Pick out each line of the records that includes the string "Setup", and copy it.

(Rows from a dataset)
<<<<

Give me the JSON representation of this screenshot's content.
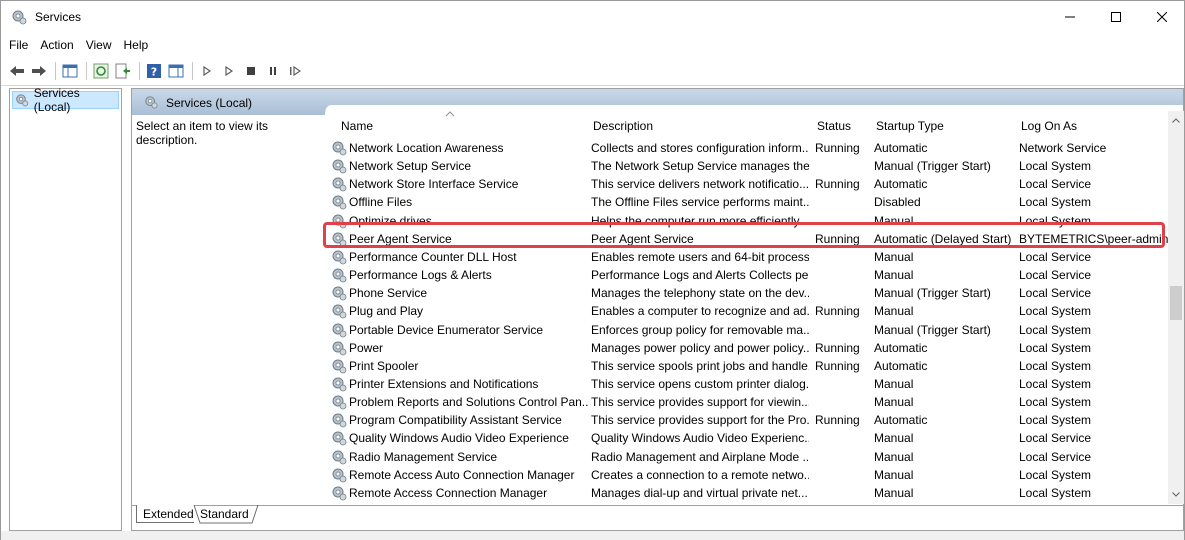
{
  "window": {
    "title": "Services"
  },
  "menu": [
    "File",
    "Action",
    "View",
    "Help"
  ],
  "tree": {
    "selected": "Services (Local)"
  },
  "pane": {
    "title": "Services (Local)",
    "prompt": "Select an item to view its description."
  },
  "columns": {
    "name": "Name",
    "description": "Description",
    "status": "Status",
    "startup": "Startup Type",
    "logon": "Log On As"
  },
  "rows": [
    {
      "name": "Network Location Awareness",
      "description": "Collects and stores configuration inform...",
      "status": "Running",
      "startup": "Automatic",
      "logon": "Network Service"
    },
    {
      "name": "Network Setup Service",
      "description": "The Network Setup Service manages the...",
      "status": "",
      "startup": "Manual (Trigger Start)",
      "logon": "Local System"
    },
    {
      "name": "Network Store Interface Service",
      "description": "This service delivers network notificatio...",
      "status": "Running",
      "startup": "Automatic",
      "logon": "Local Service"
    },
    {
      "name": "Offline Files",
      "description": "The Offline Files service performs maint...",
      "status": "",
      "startup": "Disabled",
      "logon": "Local System"
    },
    {
      "name": "Optimize drives",
      "description": "Helps the computer run more efficiently...",
      "status": "",
      "startup": "Manual",
      "logon": "Local System"
    },
    {
      "name": "Peer Agent Service",
      "description": "Peer Agent Service",
      "status": "Running",
      "startup": "Automatic (Delayed Start)",
      "logon": "BYTEMETRICS\\peer-admin"
    },
    {
      "name": "Performance Counter DLL Host",
      "description": "Enables remote users and 64-bit process...",
      "status": "",
      "startup": "Manual",
      "logon": "Local Service"
    },
    {
      "name": "Performance Logs & Alerts",
      "description": "Performance Logs and Alerts Collects pe...",
      "status": "",
      "startup": "Manual",
      "logon": "Local Service"
    },
    {
      "name": "Phone Service",
      "description": "Manages the telephony state on the dev...",
      "status": "",
      "startup": "Manual (Trigger Start)",
      "logon": "Local Service"
    },
    {
      "name": "Plug and Play",
      "description": "Enables a computer to recognize and ad...",
      "status": "Running",
      "startup": "Manual",
      "logon": "Local System"
    },
    {
      "name": "Portable Device Enumerator Service",
      "description": "Enforces group policy for removable ma...",
      "status": "",
      "startup": "Manual (Trigger Start)",
      "logon": "Local System"
    },
    {
      "name": "Power",
      "description": "Manages power policy and power policy...",
      "status": "Running",
      "startup": "Automatic",
      "logon": "Local System"
    },
    {
      "name": "Print Spooler",
      "description": "This service spools print jobs and handle...",
      "status": "Running",
      "startup": "Automatic",
      "logon": "Local System"
    },
    {
      "name": "Printer Extensions and Notifications",
      "description": "This service opens custom printer dialog...",
      "status": "",
      "startup": "Manual",
      "logon": "Local System"
    },
    {
      "name": "Problem Reports and Solutions Control Pan...",
      "description": "This service provides support for viewin...",
      "status": "",
      "startup": "Manual",
      "logon": "Local System"
    },
    {
      "name": "Program Compatibility Assistant Service",
      "description": "This service provides support for the Pro...",
      "status": "Running",
      "startup": "Automatic",
      "logon": "Local System"
    },
    {
      "name": "Quality Windows Audio Video Experience",
      "description": "Quality Windows Audio Video Experienc...",
      "status": "",
      "startup": "Manual",
      "logon": "Local Service"
    },
    {
      "name": "Radio Management Service",
      "description": "Radio Management and Airplane Mode ...",
      "status": "",
      "startup": "Manual",
      "logon": "Local Service"
    },
    {
      "name": "Remote Access Auto Connection Manager",
      "description": "Creates a connection to a remote netwo...",
      "status": "",
      "startup": "Manual",
      "logon": "Local System"
    },
    {
      "name": "Remote Access Connection Manager",
      "description": "Manages dial-up and virtual private net...",
      "status": "",
      "startup": "Manual",
      "logon": "Local System"
    }
  ],
  "highlighted_row": "Peer Agent Service",
  "highlight_color": "#e0404a",
  "tabs": [
    "Extended",
    "Standard"
  ]
}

>>>>

**Full solution:**
      "name": "Network Setup Service",
      "description": "The Network Setup Service manages the...",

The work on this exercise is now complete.